-- begin Data provided --
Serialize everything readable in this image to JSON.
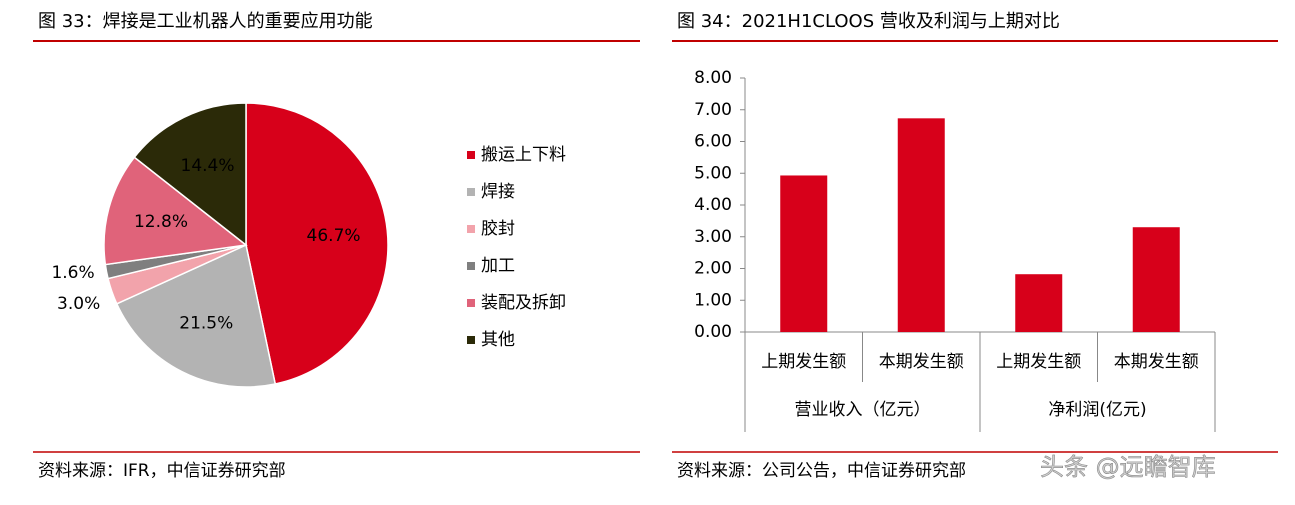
{
  "chart_data": [
    {
      "type": "pie",
      "title": "图 33：焊接是工业机器人的重要应用功能",
      "categories": [
        "搬运上下料",
        "焊接",
        "胶封",
        "加工",
        "装配及拆卸",
        "其他"
      ],
      "values": [
        46.7,
        21.5,
        3.0,
        1.6,
        12.8,
        14.4
      ],
      "value_labels": [
        "46.7%",
        "21.5%",
        "3.0%",
        "1.6%",
        "12.8%",
        "14.4%"
      ],
      "colors": [
        "#d7001a",
        "#b3b3b3",
        "#f2a3ab",
        "#7f7f7f",
        "#e0637a",
        "#2b2a08"
      ],
      "source": "资料来源：IFR，中信证券研究部"
    },
    {
      "type": "bar",
      "title": "图 34：2021H1CLOOS 营收及利润与上期对比",
      "categories": [
        "上期发生额",
        "本期发生额",
        "上期发生额",
        "本期发生额"
      ],
      "groups": [
        "营业收入（亿元）",
        "净利润(亿元)"
      ],
      "values": [
        4.93,
        6.73,
        1.82,
        3.3
      ],
      "color": "#d7001a",
      "ylim": [
        0,
        8
      ],
      "yticks": [
        {
          "value": 0,
          "label": "0.00"
        },
        {
          "value": 1,
          "label": "1.00"
        },
        {
          "value": 2,
          "label": "2.00"
        },
        {
          "value": 3,
          "label": "3.00"
        },
        {
          "value": 4,
          "label": "4.00"
        },
        {
          "value": 5,
          "label": "5.00"
        },
        {
          "value": 6,
          "label": "6.00"
        },
        {
          "value": 7,
          "label": "7.00"
        },
        {
          "value": 8,
          "label": "8.00"
        }
      ],
      "grid": false,
      "source": "资料来源：公司公告，中信证券研究部"
    }
  ],
  "watermark": "头条 @远瞻智库"
}
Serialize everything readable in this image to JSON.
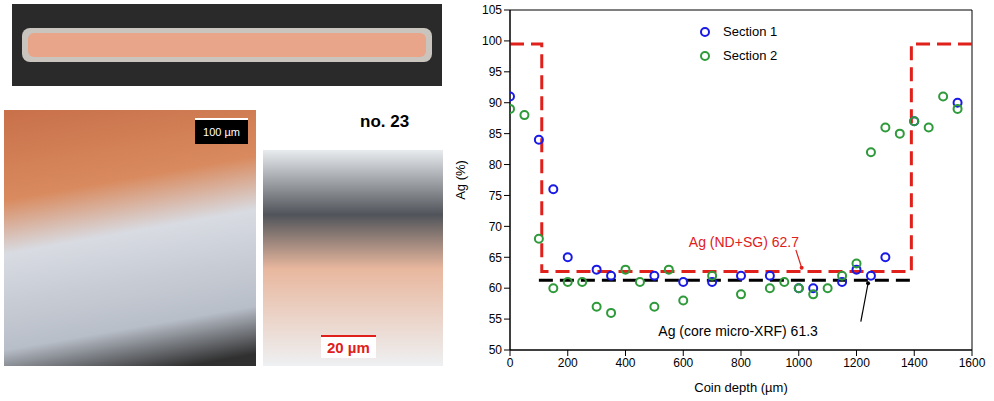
-- end Data provided --
(What you will do)
Reproduce all the records verbatim, excluding images.

(Answer to this exercise)
Serialize everything readable in this image to JSON.
{
  "chart_data": [
    {
      "type": "pie",
      "title": "图 33：焊接是工业机器人的重要应用功能",
      "categories": [
        "搬运上下料",
        "焊接",
        "胶封",
        "加工",
        "装配及拆卸",
        "其他"
      ],
      "values": [
        46.7,
        21.5,
        3.0,
        1.6,
        12.8,
        14.4
      ],
      "value_labels": [
        "46.7%",
        "21.5%",
        "3.0%",
        "1.6%",
        "12.8%",
        "14.4%"
      ],
      "colors": [
        "#d7001a",
        "#b3b3b3",
        "#f2a3ab",
        "#7f7f7f",
        "#e0637a",
        "#2b2a08"
      ],
      "source": "资料来源：IFR，中信证券研究部"
    },
    {
      "type": "bar",
      "title": "图 34：2021H1CLOOS 营收及利润与上期对比",
      "categories": [
        "上期发生额",
        "本期发生额",
        "上期发生额",
        "本期发生额"
      ],
      "groups": [
        "营业收入（亿元）",
        "净利润(亿元)"
      ],
      "values": [
        4.93,
        6.73,
        1.82,
        3.3
      ],
      "color": "#d7001a",
      "ylim": [
        0,
        8
      ],
      "yticks": [
        {
          "value": 0,
          "label": "0.00"
        },
        {
          "value": 1,
          "label": "1.00"
        },
        {
          "value": 2,
          "label": "2.00"
        },
        {
          "value": 3,
          "label": "3.00"
        },
        {
          "value": 4,
          "label": "4.00"
        },
        {
          "value": 5,
          "label": "5.00"
        },
        {
          "value": 6,
          "label": "6.00"
        },
        {
          "value": 7,
          "label": "7.00"
        },
        {
          "value": 8,
          "label": "8.00"
        }
      ],
      "grid": false,
      "source": "资料来源：公司公告，中信证券研究部"
    }
  ],
  "watermark": "头条 @远瞻智库"
}
Serialize everything readable in this image to JSON.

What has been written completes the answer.